Problem details: Print the complete set of entries exactly.

Excerpted data:
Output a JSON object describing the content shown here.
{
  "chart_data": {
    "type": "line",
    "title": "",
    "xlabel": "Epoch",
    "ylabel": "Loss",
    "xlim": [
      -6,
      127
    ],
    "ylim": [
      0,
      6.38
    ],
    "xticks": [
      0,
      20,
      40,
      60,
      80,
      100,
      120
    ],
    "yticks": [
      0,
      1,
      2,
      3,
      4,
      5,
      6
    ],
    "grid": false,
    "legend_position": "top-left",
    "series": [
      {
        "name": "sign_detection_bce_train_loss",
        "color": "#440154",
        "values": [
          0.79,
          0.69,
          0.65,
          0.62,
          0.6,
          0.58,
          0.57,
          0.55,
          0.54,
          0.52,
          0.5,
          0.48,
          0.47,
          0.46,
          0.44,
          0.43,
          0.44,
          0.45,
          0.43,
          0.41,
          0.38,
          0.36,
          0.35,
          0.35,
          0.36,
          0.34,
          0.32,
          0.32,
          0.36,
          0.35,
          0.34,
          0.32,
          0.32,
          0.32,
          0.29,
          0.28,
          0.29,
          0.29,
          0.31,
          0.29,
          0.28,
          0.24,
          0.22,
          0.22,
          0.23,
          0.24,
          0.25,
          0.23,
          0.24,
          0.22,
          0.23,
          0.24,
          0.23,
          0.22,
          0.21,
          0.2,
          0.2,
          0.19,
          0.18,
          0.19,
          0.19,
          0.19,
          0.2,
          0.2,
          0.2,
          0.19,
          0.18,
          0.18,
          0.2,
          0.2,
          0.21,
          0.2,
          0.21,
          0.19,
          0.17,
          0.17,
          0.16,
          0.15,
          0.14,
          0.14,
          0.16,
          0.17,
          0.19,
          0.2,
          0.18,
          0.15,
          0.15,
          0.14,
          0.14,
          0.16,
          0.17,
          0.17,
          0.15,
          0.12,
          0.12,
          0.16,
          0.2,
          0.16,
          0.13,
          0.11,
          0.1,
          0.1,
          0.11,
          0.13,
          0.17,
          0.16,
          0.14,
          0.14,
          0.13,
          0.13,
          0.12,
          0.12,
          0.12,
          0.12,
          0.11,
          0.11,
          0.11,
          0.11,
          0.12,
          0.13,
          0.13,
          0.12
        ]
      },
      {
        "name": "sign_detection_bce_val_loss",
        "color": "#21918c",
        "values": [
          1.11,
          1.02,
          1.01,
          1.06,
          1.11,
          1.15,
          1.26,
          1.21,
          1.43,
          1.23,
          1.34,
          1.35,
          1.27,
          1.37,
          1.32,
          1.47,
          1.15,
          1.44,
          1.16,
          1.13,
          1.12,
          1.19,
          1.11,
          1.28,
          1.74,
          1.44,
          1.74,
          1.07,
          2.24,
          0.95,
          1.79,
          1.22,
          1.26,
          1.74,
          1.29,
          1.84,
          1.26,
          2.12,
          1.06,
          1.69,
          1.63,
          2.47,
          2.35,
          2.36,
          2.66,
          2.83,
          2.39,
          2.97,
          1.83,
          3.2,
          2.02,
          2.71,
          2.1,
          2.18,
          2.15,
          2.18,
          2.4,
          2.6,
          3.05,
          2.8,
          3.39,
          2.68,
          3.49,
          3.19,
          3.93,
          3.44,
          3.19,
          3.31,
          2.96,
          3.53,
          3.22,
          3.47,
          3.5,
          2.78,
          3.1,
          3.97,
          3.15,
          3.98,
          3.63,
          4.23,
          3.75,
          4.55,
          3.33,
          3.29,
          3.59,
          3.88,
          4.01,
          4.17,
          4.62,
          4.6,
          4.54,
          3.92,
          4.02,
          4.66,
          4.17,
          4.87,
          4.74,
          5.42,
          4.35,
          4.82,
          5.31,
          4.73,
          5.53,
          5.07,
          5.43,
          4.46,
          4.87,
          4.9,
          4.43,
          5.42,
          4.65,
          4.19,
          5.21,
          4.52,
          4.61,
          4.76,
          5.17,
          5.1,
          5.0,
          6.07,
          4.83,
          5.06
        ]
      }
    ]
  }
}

Completed exercise:
Output a JSON object describing the content shown here.
{
  "chart_data": {
    "type": "line",
    "title": "",
    "xlabel": "Epoch",
    "ylabel": "Loss",
    "xlim": [
      -6,
      127
    ],
    "ylim": [
      0,
      6.38
    ],
    "xticks": [
      0,
      20,
      40,
      60,
      80,
      100,
      120
    ],
    "yticks": [
      0,
      1,
      2,
      3,
      4,
      5,
      6
    ],
    "grid": false,
    "legend_position": "top-left",
    "series": [
      {
        "name": "sign_detection_bce_train_loss",
        "color": "#440154",
        "values": [
          0.79,
          0.69,
          0.65,
          0.62,
          0.6,
          0.58,
          0.57,
          0.55,
          0.54,
          0.52,
          0.5,
          0.48,
          0.47,
          0.46,
          0.44,
          0.43,
          0.44,
          0.45,
          0.43,
          0.41,
          0.38,
          0.36,
          0.35,
          0.35,
          0.36,
          0.34,
          0.32,
          0.32,
          0.36,
          0.35,
          0.34,
          0.32,
          0.32,
          0.32,
          0.29,
          0.28,
          0.29,
          0.29,
          0.31,
          0.29,
          0.28,
          0.24,
          0.22,
          0.22,
          0.23,
          0.24,
          0.25,
          0.23,
          0.24,
          0.22,
          0.23,
          0.24,
          0.23,
          0.22,
          0.21,
          0.2,
          0.2,
          0.19,
          0.18,
          0.19,
          0.19,
          0.19,
          0.2,
          0.2,
          0.2,
          0.19,
          0.18,
          0.18,
          0.2,
          0.2,
          0.21,
          0.2,
          0.21,
          0.19,
          0.17,
          0.17,
          0.16,
          0.15,
          0.14,
          0.14,
          0.16,
          0.17,
          0.19,
          0.2,
          0.18,
          0.15,
          0.15,
          0.14,
          0.14,
          0.16,
          0.17,
          0.17,
          0.15,
          0.12,
          0.12,
          0.16,
          0.2,
          0.16,
          0.13,
          0.11,
          0.1,
          0.1,
          0.11,
          0.13,
          0.17,
          0.16,
          0.14,
          0.14,
          0.13,
          0.13,
          0.12,
          0.12,
          0.12,
          0.12,
          0.11,
          0.11,
          0.11,
          0.11,
          0.12,
          0.13,
          0.13,
          0.12
        ]
      },
      {
        "name": "sign_detection_bce_val_loss",
        "color": "#21918c",
        "values": [
          1.11,
          1.02,
          1.01,
          1.06,
          1.11,
          1.15,
          1.26,
          1.21,
          1.43,
          1.23,
          1.34,
          1.35,
          1.27,
          1.37,
          1.32,
          1.47,
          1.15,
          1.44,
          1.16,
          1.13,
          1.12,
          1.19,
          1.11,
          1.28,
          1.74,
          1.44,
          1.74,
          1.07,
          2.24,
          0.95,
          1.79,
          1.22,
          1.26,
          1.74,
          1.29,
          1.84,
          1.26,
          2.12,
          1.06,
          1.69,
          1.63,
          2.47,
          2.35,
          2.36,
          2.66,
          2.83,
          2.39,
          2.97,
          1.83,
          3.2,
          2.02,
          2.71,
          2.1,
          2.18,
          2.15,
          2.18,
          2.4,
          2.6,
          3.05,
          2.8,
          3.39,
          2.68,
          3.49,
          3.19,
          3.93,
          3.44,
          3.19,
          3.31,
          2.96,
          3.53,
          3.22,
          3.47,
          3.5,
          2.78,
          3.1,
          3.97,
          3.15,
          3.98,
          3.63,
          4.23,
          3.75,
          4.55,
          3.33,
          3.29,
          3.59,
          3.88,
          4.01,
          4.17,
          4.62,
          4.6,
          4.54,
          3.92,
          4.02,
          4.66,
          4.17,
          4.87,
          4.74,
          5.42,
          4.35,
          4.82,
          5.31,
          4.73,
          5.53,
          5.07,
          5.43,
          4.46,
          4.87,
          4.9,
          4.43,
          5.42,
          4.65,
          4.19,
          5.21,
          4.52,
          4.61,
          4.76,
          5.17,
          5.1,
          5.0,
          6.07,
          4.83,
          5.06
        ]
      }
    ]
  }
}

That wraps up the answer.